-- start of DOCUMENT SECTION --

Dr. Ed Adlaf, a research scientist and professor of public health sciences at the University of Toronto, expresses concern that “those who are involved in bullying are much more likely to experience emotional difficulties now and in the future.” During the 2001 school year, more than 225,000 Ontario students were surveyed, and between one fourth and one third of them were involved in some form of bullying, either as a target or as a perpetrator. In the same group, 1 in 10 had seriously contemplated suicide.
Persistent bullying may erode a victim’s self-confidence, induce serious health problems, and even ruin a career. Bullied individuals may experience headaches, sleeplessness, anxiety, and depression. Some develop post-traumatic stress disorder. Whereas physical attacks may bring on an outpouring of sympathetic support for the victim, emotional attacks may not elicit the same response. The damage is far less apparent. So instead of sympathizing, friends and family may tire of hearing the victim’s complaints.
Bullying also has bad effects on the bullies themselves. If not stopped in childhood, they will likely grow up to bully others in the workplace. In fact, some studies reveal that those who had been bullies as children developed behavior patterns that endured into adult life. They were also more likely to have a criminal record than those who were not bullies.
The Impact on the Family
Workplace bullying affects domestic stability and tranquillity. It can trigger an inexplicable urge for the target, or victim, to hurt loved ones at home. Furthermore, it can lead a spouse or family member to fight the bully in a misguided show of support for the victim. On the other hand, a spouse may blame his or her victimized mate for bringing on the trouble. When such cases of bullying drag on unresolved, even spouses who are otherwise supportive have been known to run out of patience. As years pass, the family may be more likely to disintegrate.

-- end of DOCUMENT SECTION --
-- start of THE DATA --

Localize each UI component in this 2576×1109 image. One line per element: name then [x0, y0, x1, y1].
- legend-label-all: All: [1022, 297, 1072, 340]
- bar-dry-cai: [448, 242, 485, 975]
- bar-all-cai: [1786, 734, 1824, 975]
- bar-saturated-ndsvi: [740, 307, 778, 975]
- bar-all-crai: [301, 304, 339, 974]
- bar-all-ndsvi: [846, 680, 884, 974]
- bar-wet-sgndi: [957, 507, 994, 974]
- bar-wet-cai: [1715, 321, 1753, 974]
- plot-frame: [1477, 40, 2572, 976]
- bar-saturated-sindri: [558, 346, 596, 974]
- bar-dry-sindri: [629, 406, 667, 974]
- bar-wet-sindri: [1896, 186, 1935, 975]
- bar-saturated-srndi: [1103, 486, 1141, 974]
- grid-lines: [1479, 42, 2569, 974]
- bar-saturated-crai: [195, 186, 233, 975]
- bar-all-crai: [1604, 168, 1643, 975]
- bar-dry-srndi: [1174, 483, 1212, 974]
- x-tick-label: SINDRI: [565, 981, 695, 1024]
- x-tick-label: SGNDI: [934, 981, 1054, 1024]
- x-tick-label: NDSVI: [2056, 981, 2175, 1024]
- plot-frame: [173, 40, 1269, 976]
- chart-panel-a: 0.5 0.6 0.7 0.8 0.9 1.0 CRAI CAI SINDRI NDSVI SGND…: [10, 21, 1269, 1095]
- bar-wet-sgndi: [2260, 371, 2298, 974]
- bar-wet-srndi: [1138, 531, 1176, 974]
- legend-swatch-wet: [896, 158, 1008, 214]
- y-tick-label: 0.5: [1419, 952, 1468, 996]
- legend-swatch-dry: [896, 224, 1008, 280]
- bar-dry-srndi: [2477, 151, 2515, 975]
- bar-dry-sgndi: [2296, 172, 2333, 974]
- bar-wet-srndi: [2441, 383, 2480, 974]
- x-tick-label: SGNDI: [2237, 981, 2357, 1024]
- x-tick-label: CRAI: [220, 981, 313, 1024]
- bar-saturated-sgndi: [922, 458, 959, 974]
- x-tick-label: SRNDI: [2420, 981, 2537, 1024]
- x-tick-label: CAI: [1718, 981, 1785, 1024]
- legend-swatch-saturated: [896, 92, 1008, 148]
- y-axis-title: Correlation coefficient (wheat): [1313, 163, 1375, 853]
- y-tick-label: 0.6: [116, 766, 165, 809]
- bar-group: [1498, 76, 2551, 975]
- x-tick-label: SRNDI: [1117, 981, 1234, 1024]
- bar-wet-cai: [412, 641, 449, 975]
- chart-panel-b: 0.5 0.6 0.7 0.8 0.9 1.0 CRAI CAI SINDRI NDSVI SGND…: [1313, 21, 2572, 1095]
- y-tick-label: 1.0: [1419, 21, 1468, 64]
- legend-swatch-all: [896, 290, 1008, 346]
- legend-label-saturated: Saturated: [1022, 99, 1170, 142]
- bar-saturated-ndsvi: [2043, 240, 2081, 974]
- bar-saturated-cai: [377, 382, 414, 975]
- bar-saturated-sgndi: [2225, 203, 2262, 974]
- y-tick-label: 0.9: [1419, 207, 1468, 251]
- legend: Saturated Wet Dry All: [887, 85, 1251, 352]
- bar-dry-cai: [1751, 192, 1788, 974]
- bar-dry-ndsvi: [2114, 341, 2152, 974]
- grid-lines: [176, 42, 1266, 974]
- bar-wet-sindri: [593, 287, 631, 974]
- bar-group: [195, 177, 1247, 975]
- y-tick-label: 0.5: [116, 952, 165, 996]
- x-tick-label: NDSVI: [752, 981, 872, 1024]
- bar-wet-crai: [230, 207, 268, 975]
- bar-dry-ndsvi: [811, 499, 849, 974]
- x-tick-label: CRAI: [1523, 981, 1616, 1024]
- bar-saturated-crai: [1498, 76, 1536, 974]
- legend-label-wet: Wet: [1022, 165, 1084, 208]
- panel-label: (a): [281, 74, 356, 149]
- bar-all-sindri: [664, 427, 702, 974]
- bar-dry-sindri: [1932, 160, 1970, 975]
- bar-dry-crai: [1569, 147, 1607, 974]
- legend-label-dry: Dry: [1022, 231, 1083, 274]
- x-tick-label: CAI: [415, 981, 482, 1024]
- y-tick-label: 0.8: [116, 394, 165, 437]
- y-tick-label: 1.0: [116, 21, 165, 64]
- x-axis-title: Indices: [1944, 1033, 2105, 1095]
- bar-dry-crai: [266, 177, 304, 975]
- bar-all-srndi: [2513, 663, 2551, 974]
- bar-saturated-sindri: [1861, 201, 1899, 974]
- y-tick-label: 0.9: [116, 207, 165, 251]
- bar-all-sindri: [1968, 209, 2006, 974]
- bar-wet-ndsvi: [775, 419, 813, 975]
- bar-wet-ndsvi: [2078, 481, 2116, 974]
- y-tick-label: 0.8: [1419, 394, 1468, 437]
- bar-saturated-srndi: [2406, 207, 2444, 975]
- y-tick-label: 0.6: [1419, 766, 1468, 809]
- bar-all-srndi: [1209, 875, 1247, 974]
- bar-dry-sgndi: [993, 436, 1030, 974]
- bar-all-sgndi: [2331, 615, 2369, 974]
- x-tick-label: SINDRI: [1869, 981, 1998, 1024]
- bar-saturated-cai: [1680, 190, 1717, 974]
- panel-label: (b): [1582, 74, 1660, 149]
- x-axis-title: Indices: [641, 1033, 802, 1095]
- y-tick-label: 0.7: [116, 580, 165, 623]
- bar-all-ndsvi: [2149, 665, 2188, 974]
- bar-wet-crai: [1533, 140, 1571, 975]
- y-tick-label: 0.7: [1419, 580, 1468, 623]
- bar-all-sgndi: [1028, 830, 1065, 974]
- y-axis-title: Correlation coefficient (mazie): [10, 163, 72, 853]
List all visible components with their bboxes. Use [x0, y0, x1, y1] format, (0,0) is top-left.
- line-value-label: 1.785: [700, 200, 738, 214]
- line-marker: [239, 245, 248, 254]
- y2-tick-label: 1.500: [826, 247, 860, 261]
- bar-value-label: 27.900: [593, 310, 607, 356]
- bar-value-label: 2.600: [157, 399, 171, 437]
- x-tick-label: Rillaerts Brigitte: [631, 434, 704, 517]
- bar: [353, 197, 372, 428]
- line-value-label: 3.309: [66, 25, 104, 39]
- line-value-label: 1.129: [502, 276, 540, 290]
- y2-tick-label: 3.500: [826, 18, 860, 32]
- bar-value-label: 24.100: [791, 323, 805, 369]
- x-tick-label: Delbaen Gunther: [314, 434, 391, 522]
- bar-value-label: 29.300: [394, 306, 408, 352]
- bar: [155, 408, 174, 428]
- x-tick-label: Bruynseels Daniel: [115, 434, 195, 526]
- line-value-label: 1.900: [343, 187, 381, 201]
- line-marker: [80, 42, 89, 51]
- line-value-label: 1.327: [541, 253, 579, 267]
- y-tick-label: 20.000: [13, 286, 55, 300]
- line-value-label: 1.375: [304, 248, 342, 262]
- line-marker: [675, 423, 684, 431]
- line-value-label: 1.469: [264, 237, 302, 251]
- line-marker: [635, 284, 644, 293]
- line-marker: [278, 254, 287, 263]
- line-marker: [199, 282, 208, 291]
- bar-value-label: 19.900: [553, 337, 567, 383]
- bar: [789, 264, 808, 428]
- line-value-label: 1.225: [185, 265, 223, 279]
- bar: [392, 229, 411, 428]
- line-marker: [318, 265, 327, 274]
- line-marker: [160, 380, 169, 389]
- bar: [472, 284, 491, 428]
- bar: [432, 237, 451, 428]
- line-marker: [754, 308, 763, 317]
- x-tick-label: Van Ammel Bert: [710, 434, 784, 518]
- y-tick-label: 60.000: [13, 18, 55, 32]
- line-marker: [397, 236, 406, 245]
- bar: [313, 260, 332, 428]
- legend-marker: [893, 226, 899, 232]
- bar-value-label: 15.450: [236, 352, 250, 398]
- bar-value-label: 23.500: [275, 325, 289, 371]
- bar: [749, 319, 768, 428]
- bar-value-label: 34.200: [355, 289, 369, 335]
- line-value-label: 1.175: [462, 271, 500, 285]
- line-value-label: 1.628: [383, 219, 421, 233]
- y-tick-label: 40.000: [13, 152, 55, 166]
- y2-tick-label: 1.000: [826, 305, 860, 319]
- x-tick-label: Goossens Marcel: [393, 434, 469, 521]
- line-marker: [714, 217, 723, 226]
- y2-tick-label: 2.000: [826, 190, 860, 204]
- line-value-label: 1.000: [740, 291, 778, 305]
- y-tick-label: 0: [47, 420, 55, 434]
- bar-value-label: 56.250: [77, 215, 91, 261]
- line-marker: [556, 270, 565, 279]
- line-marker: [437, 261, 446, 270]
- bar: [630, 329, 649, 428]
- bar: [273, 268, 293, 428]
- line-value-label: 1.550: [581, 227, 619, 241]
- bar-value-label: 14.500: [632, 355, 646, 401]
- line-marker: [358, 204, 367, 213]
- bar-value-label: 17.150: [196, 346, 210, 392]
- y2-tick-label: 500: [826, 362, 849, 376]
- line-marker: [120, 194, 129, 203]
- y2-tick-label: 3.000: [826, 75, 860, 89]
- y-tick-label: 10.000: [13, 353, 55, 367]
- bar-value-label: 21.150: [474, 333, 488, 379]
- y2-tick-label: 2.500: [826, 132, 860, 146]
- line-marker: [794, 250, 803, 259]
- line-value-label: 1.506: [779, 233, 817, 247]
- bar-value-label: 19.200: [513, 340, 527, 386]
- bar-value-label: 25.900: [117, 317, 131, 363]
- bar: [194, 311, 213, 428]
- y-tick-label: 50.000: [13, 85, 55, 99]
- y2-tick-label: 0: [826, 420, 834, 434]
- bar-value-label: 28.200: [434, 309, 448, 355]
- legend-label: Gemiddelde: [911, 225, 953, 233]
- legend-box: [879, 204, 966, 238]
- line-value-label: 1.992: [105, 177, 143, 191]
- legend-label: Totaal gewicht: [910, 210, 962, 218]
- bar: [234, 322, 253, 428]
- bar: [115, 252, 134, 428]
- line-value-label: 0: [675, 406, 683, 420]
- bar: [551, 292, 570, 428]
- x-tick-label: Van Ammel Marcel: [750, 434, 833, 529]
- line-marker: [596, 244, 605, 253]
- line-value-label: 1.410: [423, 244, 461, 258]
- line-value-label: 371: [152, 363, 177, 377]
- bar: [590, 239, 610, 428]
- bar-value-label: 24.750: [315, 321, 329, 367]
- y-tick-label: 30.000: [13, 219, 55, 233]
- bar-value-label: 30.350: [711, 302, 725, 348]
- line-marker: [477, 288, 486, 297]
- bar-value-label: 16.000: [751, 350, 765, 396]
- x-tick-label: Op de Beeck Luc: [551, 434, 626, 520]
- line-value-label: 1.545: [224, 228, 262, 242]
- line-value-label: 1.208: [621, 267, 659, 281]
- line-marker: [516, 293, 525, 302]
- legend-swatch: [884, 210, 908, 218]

-- end of THE DATA --

● PROMPT A:
Retype the entries exactly, everything from the first entry down to the line containing "- bar-wet-cai: [412, 641, 449, 975]", with both ends included.
● PROMPT B:
Continue the passage on bullying from its last sentence onward.

● EXERCISE OUTPUT A:
Localize each UI component in this 2576×1109 image. One line per element: name then [x0, y0, x1, y1].
- legend-label-all: All: [1022, 297, 1072, 340]
- bar-dry-cai: [448, 242, 485, 975]
- bar-all-cai: [1786, 734, 1824, 975]
- bar-saturated-ndsvi: [740, 307, 778, 975]
- bar-all-crai: [301, 304, 339, 974]
- bar-all-ndsvi: [846, 680, 884, 974]
- bar-wet-sgndi: [957, 507, 994, 974]
- bar-wet-cai: [1715, 321, 1753, 974]
- plot-frame: [1477, 40, 2572, 976]
- bar-saturated-sindri: [558, 346, 596, 974]
- bar-dry-sindri: [629, 406, 667, 974]
- bar-wet-sindri: [1896, 186, 1935, 975]
- bar-saturated-srndi: [1103, 486, 1141, 974]
- grid-lines: [1479, 42, 2569, 974]
- bar-saturated-crai: [195, 186, 233, 975]
- bar-all-crai: [1604, 168, 1643, 975]
- bar-dry-srndi: [1174, 483, 1212, 974]
- x-tick-label: SINDRI: [565, 981, 695, 1024]
- x-tick-label: SGNDI: [934, 981, 1054, 1024]
- x-tick-label: NDSVI: [2056, 981, 2175, 1024]
- plot-frame: [173, 40, 1269, 976]
- chart-panel-a: 0.5 0.6 0.7 0.8 0.9 1.0 CRAI CAI SINDRI NDSVI SGND…: [10, 21, 1269, 1095]
- bar-wet-sgndi: [2260, 371, 2298, 974]
- bar-wet-srndi: [1138, 531, 1176, 974]
- legend-swatch-wet: [896, 158, 1008, 214]
- y-tick-label: 0.5: [1419, 952, 1468, 996]
- legend-swatch-dry: [896, 224, 1008, 280]
- bar-dry-srndi: [2477, 151, 2515, 975]
- bar-dry-sgndi: [2296, 172, 2333, 974]
- bar-wet-srndi: [2441, 383, 2480, 974]
- x-tick-label: SGNDI: [2237, 981, 2357, 1024]
- x-tick-label: CRAI: [220, 981, 313, 1024]
- bar-saturated-sgndi: [922, 458, 959, 974]
- x-tick-label: SRNDI: [2420, 981, 2537, 1024]
- x-tick-label: CAI: [1718, 981, 1785, 1024]
- legend-swatch-saturated: [896, 92, 1008, 148]
- y-axis-title: Correlation coefficient (wheat): [1313, 163, 1375, 853]
- y-tick-label: 0.6: [116, 766, 165, 809]
- bar-group: [1498, 76, 2551, 975]
- x-tick-label: SRNDI: [1117, 981, 1234, 1024]
- bar-wet-cai: [412, 641, 449, 975]

● EXERCISE OUTPUT B:
In some instances bullying results in a loss of career and livelihood, in separation and divorce, or even in suicide. Between one half and two thirds of Australian victims of workplace bullying reported bad effects on their close relationships, such as those with their partner, spouse, or family.
Bullying Is Costly
Workplace bullying is also costly for employers. A workplace bully could be an acid-tongued boss or a scheming coworker and is as likely to be a woman as a man. Such ones overcontrol, micromanage, and put others down with negative remarks and constant criticism, often humiliating their target in front of others. Bullies rarely recognize their impoliteness or apologize for their behavior. They often victimize workers who are capable, loyal, and well liked by fellow employees.
Workers who experience bullying tend to work less efficiently. The productivity of coworkers who witness bullying is also affected. Bullying can lead workers to feel less loyal to their employer and less committed to their work. One report claims that bullies cost industry in the United Kingdom an estimated three billion dollars each year. And it is said that such behavior is responsible for more than 30 percent of stress-related illnesses.
Clearly, bullying has an impact on society worldwide. The question is, Can anything be done to curb the problem and eliminate it?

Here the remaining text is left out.